Exercise prompt:
Transcribe every entry word for word. Skip the pictures.

+++

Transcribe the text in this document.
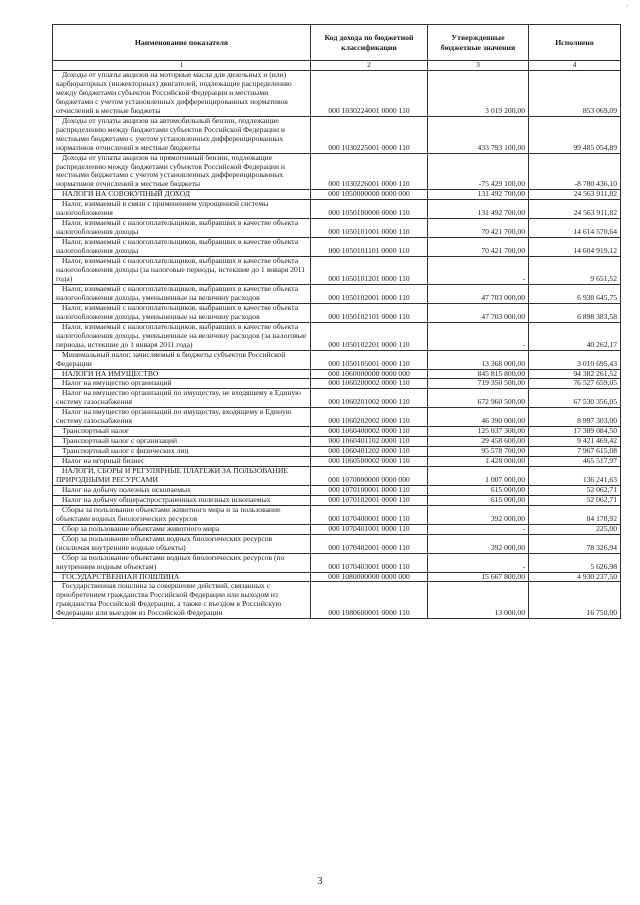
·
Наименование показателя	Код дохода по бюджетной классификации	Утвержденные бюджетные значения	Исполнено
1	2	3	4
Доходы от уплаты акцизов на моторные масла для дизельных и (или) карбюраторных (инжекторных) двигателей, подлежащие распределению между бюджетами субъектов Российской Федерации и местными бюджетами с учетом установленных дифференцированных нормативов отчислений в местные бюджеты	000 1030224001 0000 110	3 019 200,00	853 069,09
Доходы от уплаты акцизов на автомобильный бензин, подлежащие распределению между бюджетами субъектов Российской Федерации и местными бюджетами с учетом установленных дифференцированных нормативов отчислений в местные бюджеты	000 1030225001 0000 110	433 793 100,00	99 485 054,89
Доходы от уплаты акцизов на прямогонный бензин, подлежащие распределению между бюджетами субъектов Российской Федерации и местными бюджетами с учетом установленных дифференцированных нормативов отчислений в местные бюджеты	000 1030226001 0000 110	-75 429 100,00	-8 780 436,10
НАЛОГИ НА СОВОКУПНЫЙ ДОХОД	000 1050000000 0000 000	131 492 700,00	24 563 911,82
Налог, взимаемый в связи с применением упрощенной системы налогообложения	000 1050100000 0000 110	131 492 700,00	24 563 911,82
Налог, взимаемый с налогоплательщиков, выбравших в качестве объекта налогообложения доходы	000 1050101001 0000 110	70 421 700,00	14 614 570,64
Налог, взимаемый с налогоплательщиков, выбравших в качестве объекта налогообложения доходы	000 1050101101 0000 110	70 421 700,00	14 604 919,12
Налог, взимаемый с налогоплательщиков, выбравших в качестве объекта налогообложения доходы (за налоговые периоды, истекшие до 1 января 2011 года)	000 1050101201 0000 110	-	9 651,52
Налог, взимаемый с налогоплательщиков, выбравших в качестве объекта налогообложения доходы, уменьшенные на величину расходов	000 1050102001 0000 110	47 703 000,00	6 938 645,75
Налог, взимаемый с налогоплательщиков, выбравших в качестве объекта налогообложения доходы, уменьшенные на величину расходов	000 1050102101 0000 110	47 703 000,00	6 898 383,58
Налог, взимаемый с налогоплательщиков, выбравших в качестве объекта налогообложения доходы, уменьшенные на величину расходов (за налоговые периоды, истекшие до 1 января 2011 года)	000 1050102201 0000 110	-	40 262,17
Минимальный налог, зачисляемый в бюджеты субъектов Российской Федерации	000 1050105001 0000 110	13 368 000,00	3 010 695,43
НАЛОГИ НА ИМУЩЕСТВО	000 1060000000 0000 000	845 815 800,00	94 382 261,52
Налог на имущество организаций	000 1060200002 0000 110	719 350 500,00	76 527 659,05
Налог на имущество организаций по имуществу, не входящему в Единую систему газоснабжения	000 1060201002 0000 110	672 960 500,00	67 530 356,05
Налог на имущество организаций по имуществу, входящему в Единую систему газоснабжения	000 1060202002 0000 110	46 390 000,00	8 997 303,00
Транспортный налог	000 1060400002 0000 110	125 037 300,00	17 389 084,50
Транспортный налог с организаций	000 1060401102 0000 110	29 458 600,00	9 421 469,42
Транспортный налог с физических лиц	000 1060401202 0000 110	95 578 700,00	7 967 615,08
Налог на игорный бизнес	000 1060500002 0000 110	1 428 000,00	465 517,97
НАЛОГИ, СБОРЫ И РЕГУЛЯРНЫЕ ПЛАТЕЖИ ЗА ПОЛЬЗОВАНИЕ ПРИРОДНЫМИ РЕСУРСАМИ	000 1070000000 0000 000	1 007 000,00	136 241,63
Налог на добычу полезных ископаемых	000 1070100001 0000 110	615 000,00	52 062,71
Налог на добычу общераспространенных полезных ископаемых	000 1070102001 0000 110	615 000,00	52 062,71
Сборы за пользование объектами животного мира и за пользование объектами водных биологических ресурсов	000 1070400001 0000 110	392 000,00	84 178,92
Сбор за пользование объектами животного мира	000 1070401001 0000 110	-	225,00
Сбор за пользование объектами водных биологических ресурсов (исключая внутренние водные объекты)	000 1070402001 0000 110	392 000,00	78 326,94
Сбор за пользование объектами водных биологических ресурсов (по внутренним водным объектам)	000 1070403001 0000 110	-	5 626,98
ГОСУДАРСТВЕННАЯ ПОШЛИНА	000 1080000000 0000 000	15 667 800,00	4 930 237,50
Государственная пошлина за совершение действий, связанных с приобретением гражданства Российской Федерации или выходом из гражданства Российской Федерации, а также с въездом в Российскую Федерацию или выездом из Российской Федерации	000 1080600001 0000 110	13 000,00	16 750,00
3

+++

Exercise solution:
Transcribe the text in this document.
·
Наименование показателя	Код дохода по бюджетной классификации	Утвержденные бюджетные значения	Исполнено
1	2	3	4
Доходы от уплаты акцизов на моторные масла для дизельных и (или) карбюраторных (инжекторных) двигателей, подлежащие распределению между бюджетами субъектов Российской Федерации и местными бюджетами с учетом установленных дифференцированных нормативов отчислений в местные бюджеты	000 1030224001 0000 110	3 019 200,00	853 069,09
Доходы от уплаты акцизов на автомобильный бензин, подлежащие распределению между бюджетами субъектов Российской Федерации и местными бюджетами с учетом установленных дифференцированных нормативов отчислений в местные бюджеты	000 1030225001 0000 110	433 793 100,00	99 485 054,89
Доходы от уплаты акцизов на прямогонный бензин, подлежащие распределению между бюджетами субъектов Российской Федерации и местными бюджетами с учетом установленных дифференцированных нормативов отчислений в местные бюджеты	000 1030226001 0000 110	-75 429 100,00	-8 780 436,10
НАЛОГИ НА СОВОКУПНЫЙ ДОХОД	000 1050000000 0000 000	131 492 700,00	24 563 911,82
Налог, взимаемый в связи с применением упрощенной системы налогообложения	000 1050100000 0000 110	131 492 700,00	24 563 911,82
Налог, взимаемый с налогоплательщиков, выбравших в качестве объекта налогообложения доходы	000 1050101001 0000 110	70 421 700,00	14 614 570,64
Налог, взимаемый с налогоплательщиков, выбравших в качестве объекта налогообложения доходы	000 1050101101 0000 110	70 421 700,00	14 604 919,12
Налог, взимаемый с налогоплательщиков, выбравших в качестве объекта налогообложения доходы (за налоговые периоды, истекшие до 1 января 2011 года)	000 1050101201 0000 110	-	9 651,52
Налог, взимаемый с налогоплательщиков, выбравших в качестве объекта налогообложения доходы, уменьшенные на величину расходов	000 1050102001 0000 110	47 703 000,00	6 938 645,75
Налог, взимаемый с налогоплательщиков, выбравших в качестве объекта налогообложения доходы, уменьшенные на величину расходов	000 1050102101 0000 110	47 703 000,00	6 898 383,58
Налог, взимаемый с налогоплательщиков, выбравших в качестве объекта налогообложения доходы, уменьшенные на величину расходов (за налоговые периоды, истекшие до 1 января 2011 года)	000 1050102201 0000 110	-	40 262,17
Минимальный налог, зачисляемый в бюджеты субъектов Российской Федерации	000 1050105001 0000 110	13 368 000,00	3 010 695,43
НАЛОГИ НА ИМУЩЕСТВО	000 1060000000 0000 000	845 815 800,00	94 382 261,52
Налог на имущество организаций	000 1060200002 0000 110	719 350 500,00	76 527 659,05
Налог на имущество организаций по имуществу, не входящему в Единую систему газоснабжения	000 1060201002 0000 110	672 960 500,00	67 530 356,05
Налог на имущество организаций по имуществу, входящему в Единую систему газоснабжения	000 1060202002 0000 110	46 390 000,00	8 997 303,00
Транспортный налог	000 1060400002 0000 110	125 037 300,00	17 389 084,50
Транспортный налог с организаций	000 1060401102 0000 110	29 458 600,00	9 421 469,42
Транспортный налог с физических лиц	000 1060401202 0000 110	95 578 700,00	7 967 615,08
Налог на игорный бизнес	000 1060500002 0000 110	1 428 000,00	465 517,97
НАЛОГИ, СБОРЫ И РЕГУЛЯРНЫЕ ПЛАТЕЖИ ЗА ПОЛЬЗОВАНИЕ ПРИРОДНЫМИ РЕСУРСАМИ	000 1070000000 0000 000	1 007 000,00	136 241,63
Налог на добычу полезных ископаемых	000 1070100001 0000 110	615 000,00	52 062,71
Налог на добычу общераспространенных полезных ископаемых	000 1070102001 0000 110	615 000,00	52 062,71
Сборы за пользование объектами животного мира и за пользование объектами водных биологических ресурсов	000 1070400001 0000 110	392 000,00	84 178,92
Сбор за пользование объектами животного мира	000 1070401001 0000 110	-	225,00
Сбор за пользование объектами водных биологических ресурсов (исключая внутренние водные объекты)	000 1070402001 0000 110	392 000,00	78 326,94
Сбор за пользование объектами водных биологических ресурсов (по внутренним водным объектам)	000 1070403001 0000 110	-	5 626,98
ГОСУДАРСТВЕННАЯ ПОШЛИНА	000 1080000000 0000 000	15 667 800,00	4 930 237,50
Государственная пошлина за совершение действий, связанных с приобретением гражданства Российской Федерации или выходом из гражданства Российской Федерации, а также с въездом в Российскую Федерацию или выездом из Российской Федерации	000 1080600001 0000 110	13 000,00	16 750,00
3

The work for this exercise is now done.